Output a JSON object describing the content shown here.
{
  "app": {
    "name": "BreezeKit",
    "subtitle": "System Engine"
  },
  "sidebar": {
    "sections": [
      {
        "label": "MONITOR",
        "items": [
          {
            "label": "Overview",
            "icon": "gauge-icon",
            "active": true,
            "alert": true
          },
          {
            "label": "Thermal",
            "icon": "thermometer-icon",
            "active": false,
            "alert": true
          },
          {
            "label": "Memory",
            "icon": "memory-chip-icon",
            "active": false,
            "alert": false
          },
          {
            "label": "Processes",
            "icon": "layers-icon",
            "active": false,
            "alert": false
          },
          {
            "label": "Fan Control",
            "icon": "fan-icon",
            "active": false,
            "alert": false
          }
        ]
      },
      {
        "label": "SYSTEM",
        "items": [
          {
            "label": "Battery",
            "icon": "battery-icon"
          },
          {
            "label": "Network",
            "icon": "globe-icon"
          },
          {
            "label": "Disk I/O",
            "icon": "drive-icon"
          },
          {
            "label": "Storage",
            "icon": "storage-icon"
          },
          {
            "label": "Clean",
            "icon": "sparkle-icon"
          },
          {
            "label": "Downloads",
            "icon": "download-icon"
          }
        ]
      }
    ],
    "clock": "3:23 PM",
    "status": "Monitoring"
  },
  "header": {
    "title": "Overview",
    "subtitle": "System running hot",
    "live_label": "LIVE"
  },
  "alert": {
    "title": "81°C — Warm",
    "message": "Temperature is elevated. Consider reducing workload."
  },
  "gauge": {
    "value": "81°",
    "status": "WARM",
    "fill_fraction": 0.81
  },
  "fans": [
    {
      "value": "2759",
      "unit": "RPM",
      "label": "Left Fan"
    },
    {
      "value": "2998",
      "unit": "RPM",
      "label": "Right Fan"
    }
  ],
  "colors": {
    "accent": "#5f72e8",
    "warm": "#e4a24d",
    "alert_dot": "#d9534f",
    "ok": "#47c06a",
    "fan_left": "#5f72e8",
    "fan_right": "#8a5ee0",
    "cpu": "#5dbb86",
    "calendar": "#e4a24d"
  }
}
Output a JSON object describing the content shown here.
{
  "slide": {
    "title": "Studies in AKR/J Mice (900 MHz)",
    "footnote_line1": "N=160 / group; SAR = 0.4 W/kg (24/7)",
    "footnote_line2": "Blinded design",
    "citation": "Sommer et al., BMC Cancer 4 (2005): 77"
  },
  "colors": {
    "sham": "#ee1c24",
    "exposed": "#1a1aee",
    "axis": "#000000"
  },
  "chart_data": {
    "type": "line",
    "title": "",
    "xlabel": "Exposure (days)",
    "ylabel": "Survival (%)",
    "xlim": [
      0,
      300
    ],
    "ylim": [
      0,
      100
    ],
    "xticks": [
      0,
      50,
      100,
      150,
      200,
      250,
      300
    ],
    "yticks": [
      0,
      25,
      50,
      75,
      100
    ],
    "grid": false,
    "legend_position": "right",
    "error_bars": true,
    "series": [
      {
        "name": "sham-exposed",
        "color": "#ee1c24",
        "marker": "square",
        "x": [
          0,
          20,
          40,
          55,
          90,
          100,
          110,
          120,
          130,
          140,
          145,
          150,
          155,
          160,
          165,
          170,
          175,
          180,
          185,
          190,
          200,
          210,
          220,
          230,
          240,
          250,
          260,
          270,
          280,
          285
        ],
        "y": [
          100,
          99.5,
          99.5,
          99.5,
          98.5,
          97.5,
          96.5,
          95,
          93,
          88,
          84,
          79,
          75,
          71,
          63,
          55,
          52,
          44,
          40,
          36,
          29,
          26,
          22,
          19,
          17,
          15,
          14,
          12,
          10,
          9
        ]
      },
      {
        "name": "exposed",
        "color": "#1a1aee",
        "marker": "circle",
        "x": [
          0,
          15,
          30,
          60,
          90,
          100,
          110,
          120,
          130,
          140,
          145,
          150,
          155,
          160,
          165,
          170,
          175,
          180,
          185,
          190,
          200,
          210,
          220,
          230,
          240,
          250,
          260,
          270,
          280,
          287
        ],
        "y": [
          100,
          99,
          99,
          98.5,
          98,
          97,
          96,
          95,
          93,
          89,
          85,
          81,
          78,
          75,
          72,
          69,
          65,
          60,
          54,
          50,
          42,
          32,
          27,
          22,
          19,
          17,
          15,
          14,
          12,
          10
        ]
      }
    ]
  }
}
==*==
> WHAT THIS TASK INVOLVES
Reproduce each entry word for word.

> RESULT OF THE TASK
Output a JSON object describing the content shown here.
{
  "app": {
    "name": "BreezeKit",
    "subtitle": "System Engine"
  },
  "sidebar": {
    "sections": [
      {
        "label": "MONITOR",
        "items": [
          {
            "label": "Overview",
            "icon": "gauge-icon",
            "active": true,
            "alert": true
          },
          {
            "label": "Thermal",
            "icon": "thermometer-icon",
            "active": false,
            "alert": true
          },
          {
            "label": "Memory",
            "icon": "memory-chip-icon",
            "active": false,
            "alert": false
          },
          {
            "label": "Processes",
            "icon": "layers-icon",
            "active": false,
            "alert": false
          },
          {
            "label": "Fan Control",
            "icon": "fan-icon",
            "active": false,
            "alert": false
          }
        ]
      },
      {
        "label": "SYSTEM",
        "items": [
          {
            "label": "Battery",
            "icon": "battery-icon"
          },
          {
            "label": "Network",
            "icon": "globe-icon"
          },
          {
            "label": "Disk I/O",
            "icon": "drive-icon"
          },
          {
            "label": "Storage",
            "icon": "storage-icon"
          },
          {
            "label": "Clean",
            "icon": "sparkle-icon"
          },
          {
            "label": "Downloads",
            "icon": "download-icon"
          }
        ]
      }
    ],
    "clock": "3:23 PM",
    "status": "Monitoring"
  },
  "header": {
    "title": "Overview",
    "subtitle": "System running hot",
    "live_label": "LIVE"
  },
  "alert": {
    "title": "81°C — Warm",
    "message": "Temperature is elevated. Consider reducing workload."
  },
  "gauge": {
    "value": "81°",
    "status": "WARM",
    "fill_fraction": 0.81
  },
  "fans": [
    {
      "value": "2759",
      "unit": "RPM",
      "label": "Left Fan"
    },
    {
      "value": "2998",
      "unit": "RPM",
      "label": "Right Fan"
    }
  ],
  "colors": {
    "accent": "#5f72e8",
    "warm": "#e4a24d",
    "alert_dot": "#d9534f",
    "ok": "#47c06a",
    "fan_left": "#5f72e8",
    "fan_right": "#8a5ee0",
    "cpu": "#5dbb86",
    "calendar": "#e4a24d"
  }
}
Output a JSON object describing the content shown here.
{
  "slide": {
    "title": "Studies in AKR/J Mice (900 MHz)",
    "footnote_line1": "N=160 / group; SAR = 0.4 W/kg (24/7)",
    "footnote_line2": "Blinded design",
    "citation": "Sommer et al., BMC Cancer 4 (2005): 77"
  },
  "colors": {
    "sham": "#ee1c24",
    "exposed": "#1a1aee",
    "axis": "#000000"
  },
  "chart_data": {
    "type": "line",
    "title": "",
    "xlabel": "Exposure (days)",
    "ylabel": "Survival (%)",
    "xlim": [
      0,
      300
    ],
    "ylim": [
      0,
      100
    ],
    "xticks": [
      0,
      50,
      100,
      150,
      200,
      250,
      300
    ],
    "yticks": [
      0,
      25,
      50,
      75,
      100
    ],
    "grid": false,
    "legend_position": "right",
    "error_bars": true,
    "series": [
      {
        "name": "sham-exposed",
        "color": "#ee1c24",
        "marker": "square",
        "x": [
          0,
          20,
          40,
          55,
          90,
          100,
          110,
          120,
          130,
          140,
          145,
          150,
          155,
          160,
          165,
          170,
          175,
          180,
          185,
          190,
          200,
          210,
          220,
          230,
          240,
          250,
          260,
          270,
          280,
          285
        ],
        "y": [
          100,
          99.5,
          99.5,
          99.5,
          98.5,
          97.5,
          96.5,
          95,
          93,
          88,
          84,
          79,
          75,
          71,
          63,
          55,
          52,
          44,
          40,
          36,
          29,
          26,
          22,
          19,
          17,
          15,
          14,
          12,
          10,
          9
        ]
      },
      {
        "name": "exposed",
        "color": "#1a1aee",
        "marker": "circle",
        "x": [
          0,
          15,
          30,
          60,
          90,
          100,
          110,
          120,
          130,
          140,
          145,
          150,
          155,
          160,
          165,
          170,
          175,
          180,
          185,
          190,
          200,
          210,
          220,
          230,
          240,
          250,
          260,
          270,
          280,
          287
        ],
        "y": [
          100,
          99,
          99,
          98.5,
          98,
          97,
          96,
          95,
          93,
          89,
          85,
          81,
          78,
          75,
          72,
          69,
          65,
          60,
          54,
          50,
          42,
          32,
          27,
          22,
          19,
          17,
          15,
          14,
          12,
          10
        ]
      }
    ]
  }
}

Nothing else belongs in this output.